▸ Extrait du texte:
« Le Chant du coucou » de Frances Hardinge

Au sortir de la Première Guerre mondiale, la société anglaise, malgré le traumatisme, est en plein changement. Elchester est une jolie bourgade qui entre dans la modernité grâce à Piers Crescent, un architecte de génie qui y a construit des ponts, et une nouvelle gare qui va être inaugurée prochainement.

Son fils Sébastian ayant été tué à la guerre, lui et sa femme couvent leur fille aînée Térésa, surnommée Triss, 11 ans, à la santé fragile, délaissant Pénélope, la plus jeune, 9 ans, toujours en train de faire des bêtises pour se faire remarquer.

Si la société est encore très convenue, le changement est amorcé : le jazz envahit les troquets, les femmes s’émancipent, elles travaillent, elles fument, elles chevauchent des motocyclettes, à l’instar de Violet Parish, l’ex-fiancée du pauvre Sébastian, qui n’est évidemment plus la bienvenue dans la famille Crescent.

Un matin Triss se réveille un peu déboussolée, elle ne se souvient que difficilement de qui elle est, et n’a aucun souvenir de la nuit passée. Elle a eu une grosse fièvre après être apparemment tombée dans la Sinistre, la petite rivière locale. Tout devrait rapidement rentrer dans l’ordre.

Entrées du jeu de données
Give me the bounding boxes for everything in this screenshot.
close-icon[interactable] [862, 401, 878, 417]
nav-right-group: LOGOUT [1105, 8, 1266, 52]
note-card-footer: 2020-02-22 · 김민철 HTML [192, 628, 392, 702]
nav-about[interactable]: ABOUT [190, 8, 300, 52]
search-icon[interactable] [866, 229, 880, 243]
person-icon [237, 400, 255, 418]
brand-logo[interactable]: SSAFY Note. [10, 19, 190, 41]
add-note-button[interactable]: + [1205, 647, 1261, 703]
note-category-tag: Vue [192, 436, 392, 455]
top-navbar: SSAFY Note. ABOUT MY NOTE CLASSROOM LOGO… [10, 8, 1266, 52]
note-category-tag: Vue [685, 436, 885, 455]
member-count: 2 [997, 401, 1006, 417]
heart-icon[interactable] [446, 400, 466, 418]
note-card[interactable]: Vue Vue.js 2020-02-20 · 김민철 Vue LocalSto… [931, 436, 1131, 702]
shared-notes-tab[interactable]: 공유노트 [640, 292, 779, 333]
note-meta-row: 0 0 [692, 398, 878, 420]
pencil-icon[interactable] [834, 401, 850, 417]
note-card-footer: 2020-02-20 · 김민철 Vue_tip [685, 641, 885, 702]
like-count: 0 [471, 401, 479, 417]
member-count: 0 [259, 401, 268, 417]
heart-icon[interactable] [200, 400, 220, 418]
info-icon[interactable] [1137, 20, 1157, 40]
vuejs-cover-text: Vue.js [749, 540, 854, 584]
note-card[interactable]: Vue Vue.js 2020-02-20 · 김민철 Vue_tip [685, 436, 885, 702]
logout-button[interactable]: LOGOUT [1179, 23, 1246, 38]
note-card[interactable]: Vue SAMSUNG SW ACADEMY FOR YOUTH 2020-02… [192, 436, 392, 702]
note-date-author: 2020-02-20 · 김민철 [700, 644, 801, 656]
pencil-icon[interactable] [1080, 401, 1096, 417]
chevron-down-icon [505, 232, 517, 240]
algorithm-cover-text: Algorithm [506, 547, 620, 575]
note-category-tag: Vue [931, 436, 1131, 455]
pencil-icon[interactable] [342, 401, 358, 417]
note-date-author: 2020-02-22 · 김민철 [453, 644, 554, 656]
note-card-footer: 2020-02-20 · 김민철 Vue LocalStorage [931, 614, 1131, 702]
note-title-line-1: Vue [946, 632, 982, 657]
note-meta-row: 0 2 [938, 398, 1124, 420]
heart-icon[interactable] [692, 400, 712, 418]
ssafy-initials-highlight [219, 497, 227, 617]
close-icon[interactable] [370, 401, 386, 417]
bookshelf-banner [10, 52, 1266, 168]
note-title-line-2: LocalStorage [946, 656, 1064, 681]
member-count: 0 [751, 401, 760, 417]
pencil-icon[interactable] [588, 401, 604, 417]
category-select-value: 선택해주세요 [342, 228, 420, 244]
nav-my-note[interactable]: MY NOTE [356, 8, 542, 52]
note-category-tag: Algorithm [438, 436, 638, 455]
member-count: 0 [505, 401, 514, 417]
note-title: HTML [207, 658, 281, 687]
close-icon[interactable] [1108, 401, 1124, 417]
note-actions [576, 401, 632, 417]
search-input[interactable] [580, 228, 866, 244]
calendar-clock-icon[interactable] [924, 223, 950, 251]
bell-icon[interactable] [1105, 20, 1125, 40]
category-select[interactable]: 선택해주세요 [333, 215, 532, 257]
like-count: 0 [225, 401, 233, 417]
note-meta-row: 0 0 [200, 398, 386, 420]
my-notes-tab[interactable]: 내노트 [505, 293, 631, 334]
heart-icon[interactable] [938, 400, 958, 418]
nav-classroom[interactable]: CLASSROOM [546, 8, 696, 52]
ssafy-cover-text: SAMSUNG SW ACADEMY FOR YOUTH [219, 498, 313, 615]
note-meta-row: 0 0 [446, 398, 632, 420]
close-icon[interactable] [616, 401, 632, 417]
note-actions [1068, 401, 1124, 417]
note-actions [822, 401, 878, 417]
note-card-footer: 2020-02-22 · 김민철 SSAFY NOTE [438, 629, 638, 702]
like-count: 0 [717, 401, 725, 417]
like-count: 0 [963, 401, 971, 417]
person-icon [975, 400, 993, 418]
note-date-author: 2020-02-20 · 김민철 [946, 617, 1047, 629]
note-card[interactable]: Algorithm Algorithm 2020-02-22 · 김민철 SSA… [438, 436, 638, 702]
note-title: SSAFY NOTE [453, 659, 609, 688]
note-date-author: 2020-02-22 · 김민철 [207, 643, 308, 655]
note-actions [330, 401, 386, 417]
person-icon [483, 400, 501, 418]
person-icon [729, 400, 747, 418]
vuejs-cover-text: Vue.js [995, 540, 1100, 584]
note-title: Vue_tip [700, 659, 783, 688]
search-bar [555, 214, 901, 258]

* * *

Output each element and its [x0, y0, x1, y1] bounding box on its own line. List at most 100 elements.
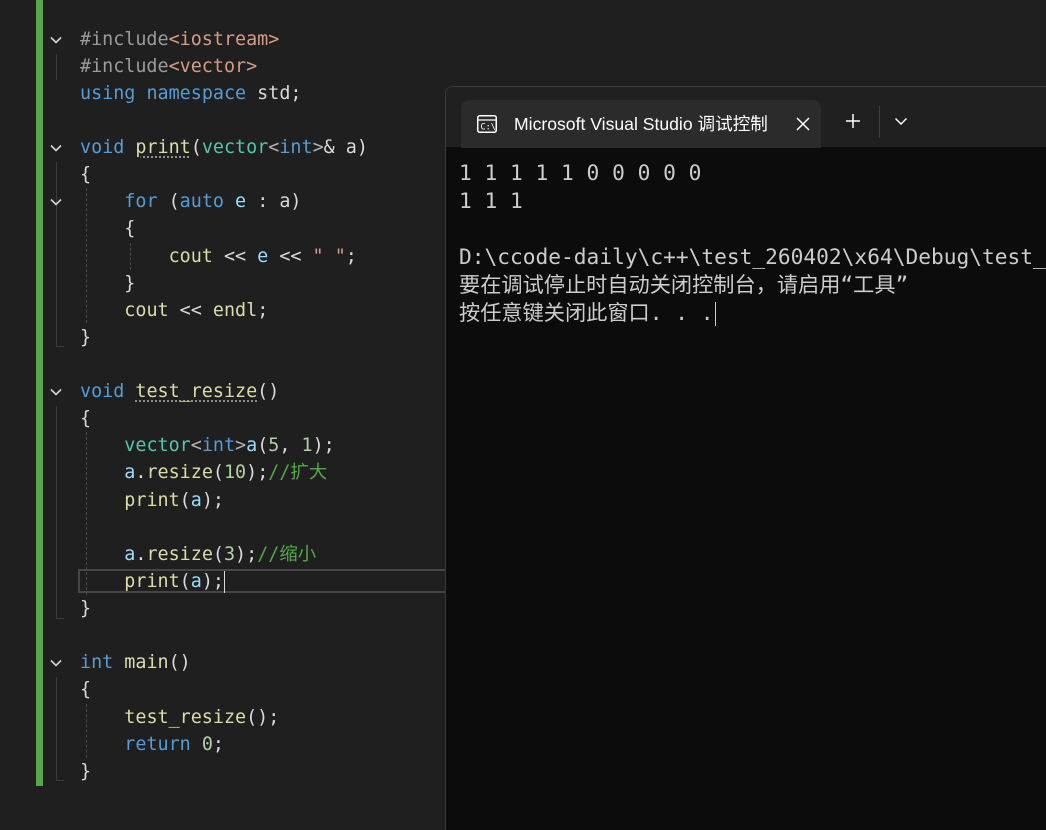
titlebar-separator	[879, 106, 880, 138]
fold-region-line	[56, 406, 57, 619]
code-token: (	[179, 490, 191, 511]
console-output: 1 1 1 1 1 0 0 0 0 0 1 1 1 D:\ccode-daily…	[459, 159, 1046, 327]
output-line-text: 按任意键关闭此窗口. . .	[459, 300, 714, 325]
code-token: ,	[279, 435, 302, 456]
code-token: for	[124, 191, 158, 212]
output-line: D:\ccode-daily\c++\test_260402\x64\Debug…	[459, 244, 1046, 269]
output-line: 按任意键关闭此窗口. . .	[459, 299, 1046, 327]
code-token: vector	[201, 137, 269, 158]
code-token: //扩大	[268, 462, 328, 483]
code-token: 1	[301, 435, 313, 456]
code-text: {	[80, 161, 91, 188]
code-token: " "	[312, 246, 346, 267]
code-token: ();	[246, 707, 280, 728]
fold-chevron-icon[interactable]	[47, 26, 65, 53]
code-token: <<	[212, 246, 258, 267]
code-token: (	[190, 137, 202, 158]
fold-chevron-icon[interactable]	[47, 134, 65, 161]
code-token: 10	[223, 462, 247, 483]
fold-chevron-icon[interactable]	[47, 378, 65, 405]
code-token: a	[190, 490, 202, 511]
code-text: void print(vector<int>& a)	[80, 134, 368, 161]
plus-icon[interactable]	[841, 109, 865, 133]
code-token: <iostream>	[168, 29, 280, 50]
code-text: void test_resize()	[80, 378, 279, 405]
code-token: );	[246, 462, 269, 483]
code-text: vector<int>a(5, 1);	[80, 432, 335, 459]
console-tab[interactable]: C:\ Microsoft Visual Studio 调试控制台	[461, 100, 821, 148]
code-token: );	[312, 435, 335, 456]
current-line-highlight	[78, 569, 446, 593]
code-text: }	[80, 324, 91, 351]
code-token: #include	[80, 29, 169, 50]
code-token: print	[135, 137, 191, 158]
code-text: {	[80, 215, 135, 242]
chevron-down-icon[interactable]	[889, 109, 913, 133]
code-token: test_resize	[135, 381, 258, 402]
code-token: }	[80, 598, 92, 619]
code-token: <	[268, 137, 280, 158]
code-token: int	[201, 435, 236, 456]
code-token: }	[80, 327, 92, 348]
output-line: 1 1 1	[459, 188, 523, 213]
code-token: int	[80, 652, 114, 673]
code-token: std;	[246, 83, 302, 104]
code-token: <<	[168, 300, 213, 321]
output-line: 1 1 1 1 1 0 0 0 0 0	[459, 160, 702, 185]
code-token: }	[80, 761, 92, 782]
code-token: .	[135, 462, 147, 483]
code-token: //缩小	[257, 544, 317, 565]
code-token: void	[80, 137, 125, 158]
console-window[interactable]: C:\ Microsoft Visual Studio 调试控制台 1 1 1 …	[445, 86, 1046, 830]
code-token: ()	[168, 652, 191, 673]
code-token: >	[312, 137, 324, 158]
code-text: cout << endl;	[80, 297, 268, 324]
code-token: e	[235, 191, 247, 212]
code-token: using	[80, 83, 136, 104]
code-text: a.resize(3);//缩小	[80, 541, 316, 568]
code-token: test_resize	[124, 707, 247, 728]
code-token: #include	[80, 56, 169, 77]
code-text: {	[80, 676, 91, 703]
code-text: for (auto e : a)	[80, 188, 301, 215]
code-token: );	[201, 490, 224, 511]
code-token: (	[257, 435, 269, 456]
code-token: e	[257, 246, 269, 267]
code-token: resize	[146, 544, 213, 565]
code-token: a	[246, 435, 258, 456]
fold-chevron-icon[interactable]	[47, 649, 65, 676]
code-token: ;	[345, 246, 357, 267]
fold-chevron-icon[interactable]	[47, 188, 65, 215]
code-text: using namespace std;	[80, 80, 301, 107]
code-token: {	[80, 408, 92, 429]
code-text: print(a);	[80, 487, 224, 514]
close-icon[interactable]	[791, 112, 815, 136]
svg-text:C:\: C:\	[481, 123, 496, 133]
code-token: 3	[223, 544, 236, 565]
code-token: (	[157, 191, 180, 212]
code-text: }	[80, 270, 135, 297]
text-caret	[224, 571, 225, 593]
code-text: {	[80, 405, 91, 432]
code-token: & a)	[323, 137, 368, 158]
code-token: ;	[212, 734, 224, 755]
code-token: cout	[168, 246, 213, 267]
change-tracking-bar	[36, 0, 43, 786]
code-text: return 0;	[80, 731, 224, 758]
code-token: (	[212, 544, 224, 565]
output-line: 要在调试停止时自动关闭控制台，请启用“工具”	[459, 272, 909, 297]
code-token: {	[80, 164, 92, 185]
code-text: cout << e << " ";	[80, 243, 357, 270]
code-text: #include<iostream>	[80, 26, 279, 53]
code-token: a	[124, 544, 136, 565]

▸ À faire:
(1) Reprenez mot pour mot le passage de l'extrait sur « Le Chant du coucou » qui va de « Au sortir de » à « la famille Crescent. », ces deux bouts compris.
(2) D'après l'extrait sur « Le Chant du coucou », quel métier exerce Piers Crescent ?
(3) Dans l'extrait sur « Le Chant du coucou », quels sont tous les personnages désignés par leur nom ?

▸ Réponses par tâche:
(1)
Au sortir de la Première Guerre mondiale, la société anglaise, malgré le traumatisme, est en plein changement. Elchester est une jolie bourgade qui entre dans la modernité grâce à Piers Crescent, un architecte de génie qui y a construit des ponts, et une nouvelle gare qui va être inaugurée prochainement.

Son fils Sébastian ayant été tué à la guerre, lui et sa femme couvent leur fille aînée Térésa, surnommée Triss, 11 ans, à la santé fragile, délaissant Pénélope, la plus jeune, 9 ans, toujours en train de faire des bêtises pour se faire remarquer.

Si la société est encore très convenue, le changement est amorcé : le jazz envahit les troquets, les femmes s’émancipent, elles travaillent, elles fument, elles chevauchent des motocyclettes, à l’instar de Violet Parish, l’ex-fiancée du pauvre Sébastian, qui n’est évidemment plus la bienvenue dans la famille Crescent.

(2) Il est architecte.

(3)
- Piers Crescent
- Sébastian
- Térésa, surnommée Triss
- Pénélope
- Violet Parish